* [Data lines]

---

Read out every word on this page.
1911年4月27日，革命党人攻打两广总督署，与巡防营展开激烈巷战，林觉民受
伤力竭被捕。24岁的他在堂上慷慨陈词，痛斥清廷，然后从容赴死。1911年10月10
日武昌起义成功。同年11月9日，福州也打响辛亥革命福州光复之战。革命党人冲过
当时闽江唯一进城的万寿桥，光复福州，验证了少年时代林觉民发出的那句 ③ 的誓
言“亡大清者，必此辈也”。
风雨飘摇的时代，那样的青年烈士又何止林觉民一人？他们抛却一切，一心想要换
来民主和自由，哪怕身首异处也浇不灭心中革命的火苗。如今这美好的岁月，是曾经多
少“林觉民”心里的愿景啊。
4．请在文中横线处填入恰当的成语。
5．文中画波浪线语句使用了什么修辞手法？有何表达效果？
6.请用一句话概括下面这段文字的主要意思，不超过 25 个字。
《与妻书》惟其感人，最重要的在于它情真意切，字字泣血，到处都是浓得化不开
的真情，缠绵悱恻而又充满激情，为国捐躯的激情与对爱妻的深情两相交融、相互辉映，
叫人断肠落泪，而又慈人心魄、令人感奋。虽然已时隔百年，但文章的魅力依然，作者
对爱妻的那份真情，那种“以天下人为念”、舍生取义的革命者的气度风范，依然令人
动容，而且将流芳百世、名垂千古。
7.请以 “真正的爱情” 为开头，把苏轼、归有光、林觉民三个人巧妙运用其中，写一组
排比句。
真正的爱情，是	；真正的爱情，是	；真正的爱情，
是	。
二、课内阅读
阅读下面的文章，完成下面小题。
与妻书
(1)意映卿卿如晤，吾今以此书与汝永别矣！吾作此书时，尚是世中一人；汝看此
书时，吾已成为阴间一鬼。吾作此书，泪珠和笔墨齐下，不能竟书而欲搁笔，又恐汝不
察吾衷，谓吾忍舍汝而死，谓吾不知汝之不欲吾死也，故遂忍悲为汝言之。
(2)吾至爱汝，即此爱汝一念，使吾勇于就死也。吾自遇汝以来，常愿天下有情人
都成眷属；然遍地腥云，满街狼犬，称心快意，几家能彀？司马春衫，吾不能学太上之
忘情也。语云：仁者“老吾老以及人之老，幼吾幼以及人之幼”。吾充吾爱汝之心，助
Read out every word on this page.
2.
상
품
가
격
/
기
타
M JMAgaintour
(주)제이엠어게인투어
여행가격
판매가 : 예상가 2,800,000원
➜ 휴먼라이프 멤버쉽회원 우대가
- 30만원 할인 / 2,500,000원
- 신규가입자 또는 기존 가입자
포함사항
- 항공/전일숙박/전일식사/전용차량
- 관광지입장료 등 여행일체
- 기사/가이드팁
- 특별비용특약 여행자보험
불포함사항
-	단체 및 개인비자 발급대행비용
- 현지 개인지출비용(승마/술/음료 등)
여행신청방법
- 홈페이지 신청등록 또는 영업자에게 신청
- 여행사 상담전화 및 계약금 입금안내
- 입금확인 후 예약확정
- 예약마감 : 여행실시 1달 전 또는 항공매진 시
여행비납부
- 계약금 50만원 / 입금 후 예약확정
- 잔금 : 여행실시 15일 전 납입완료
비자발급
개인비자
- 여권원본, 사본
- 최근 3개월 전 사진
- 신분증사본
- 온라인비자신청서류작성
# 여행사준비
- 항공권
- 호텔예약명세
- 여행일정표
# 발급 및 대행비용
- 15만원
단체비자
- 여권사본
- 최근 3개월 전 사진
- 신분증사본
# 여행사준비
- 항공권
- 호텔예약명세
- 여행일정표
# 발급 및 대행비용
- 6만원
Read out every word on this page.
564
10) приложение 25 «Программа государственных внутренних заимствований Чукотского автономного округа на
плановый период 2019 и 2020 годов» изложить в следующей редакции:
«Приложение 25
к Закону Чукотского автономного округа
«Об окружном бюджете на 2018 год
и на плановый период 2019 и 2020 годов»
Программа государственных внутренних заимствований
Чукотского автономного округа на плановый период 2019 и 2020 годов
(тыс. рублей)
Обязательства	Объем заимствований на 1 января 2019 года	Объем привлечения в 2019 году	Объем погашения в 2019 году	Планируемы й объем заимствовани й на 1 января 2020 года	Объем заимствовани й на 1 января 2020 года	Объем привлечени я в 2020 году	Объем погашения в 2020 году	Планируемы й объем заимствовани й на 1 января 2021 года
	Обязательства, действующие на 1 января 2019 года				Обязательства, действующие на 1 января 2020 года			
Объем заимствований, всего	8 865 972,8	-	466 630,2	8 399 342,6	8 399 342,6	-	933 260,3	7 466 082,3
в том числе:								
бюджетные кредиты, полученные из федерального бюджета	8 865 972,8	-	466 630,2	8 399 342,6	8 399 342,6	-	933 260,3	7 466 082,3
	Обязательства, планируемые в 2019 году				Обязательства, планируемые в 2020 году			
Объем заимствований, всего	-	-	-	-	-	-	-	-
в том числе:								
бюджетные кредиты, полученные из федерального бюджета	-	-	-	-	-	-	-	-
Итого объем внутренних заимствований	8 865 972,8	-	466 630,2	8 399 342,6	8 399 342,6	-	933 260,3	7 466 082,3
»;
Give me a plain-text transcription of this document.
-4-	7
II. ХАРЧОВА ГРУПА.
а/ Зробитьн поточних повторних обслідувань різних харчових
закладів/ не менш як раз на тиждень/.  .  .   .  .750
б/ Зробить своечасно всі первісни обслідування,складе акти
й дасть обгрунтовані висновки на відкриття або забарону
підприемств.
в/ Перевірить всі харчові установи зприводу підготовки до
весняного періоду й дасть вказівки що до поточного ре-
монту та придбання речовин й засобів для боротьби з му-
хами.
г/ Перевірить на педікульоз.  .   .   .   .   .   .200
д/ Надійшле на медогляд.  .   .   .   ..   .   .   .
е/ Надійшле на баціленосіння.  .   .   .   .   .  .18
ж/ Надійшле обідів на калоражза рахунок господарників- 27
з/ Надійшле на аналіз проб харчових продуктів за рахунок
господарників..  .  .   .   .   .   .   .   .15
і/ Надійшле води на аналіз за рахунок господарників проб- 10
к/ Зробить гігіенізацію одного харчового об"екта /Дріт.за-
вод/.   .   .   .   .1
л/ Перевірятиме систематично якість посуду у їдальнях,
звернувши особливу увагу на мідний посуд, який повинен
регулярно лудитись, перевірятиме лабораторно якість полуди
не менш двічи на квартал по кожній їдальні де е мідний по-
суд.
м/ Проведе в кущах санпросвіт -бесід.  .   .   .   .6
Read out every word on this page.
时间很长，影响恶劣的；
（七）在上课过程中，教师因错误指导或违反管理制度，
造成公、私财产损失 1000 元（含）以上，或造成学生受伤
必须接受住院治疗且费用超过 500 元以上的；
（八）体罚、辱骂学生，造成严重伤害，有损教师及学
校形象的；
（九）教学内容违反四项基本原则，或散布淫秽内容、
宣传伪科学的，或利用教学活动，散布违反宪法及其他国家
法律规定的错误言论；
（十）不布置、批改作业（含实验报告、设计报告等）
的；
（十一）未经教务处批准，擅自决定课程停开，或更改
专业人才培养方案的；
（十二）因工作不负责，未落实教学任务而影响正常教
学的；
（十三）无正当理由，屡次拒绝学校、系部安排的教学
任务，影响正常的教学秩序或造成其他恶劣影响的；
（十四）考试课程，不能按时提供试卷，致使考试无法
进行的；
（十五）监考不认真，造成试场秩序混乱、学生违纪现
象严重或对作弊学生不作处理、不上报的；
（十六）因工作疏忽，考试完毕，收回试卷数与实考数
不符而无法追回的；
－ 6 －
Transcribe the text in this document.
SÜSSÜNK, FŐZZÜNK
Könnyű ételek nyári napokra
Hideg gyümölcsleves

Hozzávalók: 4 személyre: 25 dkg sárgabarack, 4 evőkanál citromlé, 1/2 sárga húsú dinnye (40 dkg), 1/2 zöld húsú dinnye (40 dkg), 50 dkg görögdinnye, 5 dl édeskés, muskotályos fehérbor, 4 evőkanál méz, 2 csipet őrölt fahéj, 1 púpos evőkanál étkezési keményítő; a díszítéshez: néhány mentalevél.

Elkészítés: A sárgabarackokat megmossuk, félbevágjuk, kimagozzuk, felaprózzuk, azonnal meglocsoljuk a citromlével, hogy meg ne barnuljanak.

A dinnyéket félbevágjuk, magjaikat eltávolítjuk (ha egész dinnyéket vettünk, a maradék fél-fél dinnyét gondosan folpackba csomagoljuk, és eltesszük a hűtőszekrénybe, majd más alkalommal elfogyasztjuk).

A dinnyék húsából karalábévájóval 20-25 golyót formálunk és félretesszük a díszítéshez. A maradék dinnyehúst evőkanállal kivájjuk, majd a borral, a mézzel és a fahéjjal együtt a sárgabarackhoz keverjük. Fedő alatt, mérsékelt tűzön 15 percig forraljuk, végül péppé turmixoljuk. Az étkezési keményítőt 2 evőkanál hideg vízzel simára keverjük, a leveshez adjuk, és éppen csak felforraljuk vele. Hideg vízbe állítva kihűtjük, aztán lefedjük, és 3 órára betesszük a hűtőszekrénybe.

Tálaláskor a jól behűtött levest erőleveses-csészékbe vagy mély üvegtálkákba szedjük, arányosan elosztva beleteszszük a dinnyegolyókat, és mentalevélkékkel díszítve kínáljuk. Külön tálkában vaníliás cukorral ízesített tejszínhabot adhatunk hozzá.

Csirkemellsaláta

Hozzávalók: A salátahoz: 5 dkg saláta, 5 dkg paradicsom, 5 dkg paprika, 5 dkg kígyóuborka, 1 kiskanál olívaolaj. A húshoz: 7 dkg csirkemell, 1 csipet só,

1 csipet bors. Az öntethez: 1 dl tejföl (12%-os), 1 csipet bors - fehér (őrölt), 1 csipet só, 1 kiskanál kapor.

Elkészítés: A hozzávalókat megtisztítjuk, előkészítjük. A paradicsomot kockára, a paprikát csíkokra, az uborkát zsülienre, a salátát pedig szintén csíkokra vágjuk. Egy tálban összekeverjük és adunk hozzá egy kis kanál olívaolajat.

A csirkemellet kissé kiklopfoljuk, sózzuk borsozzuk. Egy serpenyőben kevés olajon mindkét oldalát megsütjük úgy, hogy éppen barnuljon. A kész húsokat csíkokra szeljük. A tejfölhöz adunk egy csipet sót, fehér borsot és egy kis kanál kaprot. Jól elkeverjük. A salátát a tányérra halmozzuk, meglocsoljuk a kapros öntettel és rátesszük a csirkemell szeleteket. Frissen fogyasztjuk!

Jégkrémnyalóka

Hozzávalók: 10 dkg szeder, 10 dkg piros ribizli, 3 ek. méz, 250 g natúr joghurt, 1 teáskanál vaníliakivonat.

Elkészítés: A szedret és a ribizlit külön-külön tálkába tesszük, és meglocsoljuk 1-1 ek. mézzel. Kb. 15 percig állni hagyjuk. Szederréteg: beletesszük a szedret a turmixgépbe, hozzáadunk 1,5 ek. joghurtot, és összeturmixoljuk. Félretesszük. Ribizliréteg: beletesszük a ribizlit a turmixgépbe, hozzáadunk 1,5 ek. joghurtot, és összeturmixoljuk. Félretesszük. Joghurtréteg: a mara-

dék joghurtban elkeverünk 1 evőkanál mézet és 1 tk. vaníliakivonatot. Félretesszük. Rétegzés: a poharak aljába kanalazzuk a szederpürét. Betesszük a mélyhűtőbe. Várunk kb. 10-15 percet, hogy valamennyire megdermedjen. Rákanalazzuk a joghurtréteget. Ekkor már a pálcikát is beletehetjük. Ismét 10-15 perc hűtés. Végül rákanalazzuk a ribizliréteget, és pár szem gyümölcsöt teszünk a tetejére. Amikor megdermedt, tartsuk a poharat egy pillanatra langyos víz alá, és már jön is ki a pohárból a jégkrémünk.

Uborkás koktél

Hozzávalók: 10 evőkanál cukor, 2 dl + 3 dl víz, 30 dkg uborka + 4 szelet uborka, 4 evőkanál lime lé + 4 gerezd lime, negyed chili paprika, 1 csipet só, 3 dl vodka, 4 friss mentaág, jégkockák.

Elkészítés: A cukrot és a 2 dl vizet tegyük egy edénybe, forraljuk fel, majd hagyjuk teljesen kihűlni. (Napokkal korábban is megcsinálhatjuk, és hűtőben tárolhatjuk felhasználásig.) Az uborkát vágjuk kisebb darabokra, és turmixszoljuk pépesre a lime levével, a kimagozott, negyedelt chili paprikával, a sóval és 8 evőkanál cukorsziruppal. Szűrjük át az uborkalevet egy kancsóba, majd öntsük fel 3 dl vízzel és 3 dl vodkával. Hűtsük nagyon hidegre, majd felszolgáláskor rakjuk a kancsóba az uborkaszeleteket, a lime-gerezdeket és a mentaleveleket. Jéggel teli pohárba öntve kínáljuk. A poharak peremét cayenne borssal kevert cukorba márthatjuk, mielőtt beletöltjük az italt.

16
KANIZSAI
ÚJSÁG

---

* [Exercise objective] Using the listing above, show each line holding the string "период".

* [Exercise result]
плановый период 2019 и 2020 годов» изложить в следующей редакции:
и на плановый период 2019 и 2020 годов»
Чукотского автономного округа на плановый период 2019 и 2020 годов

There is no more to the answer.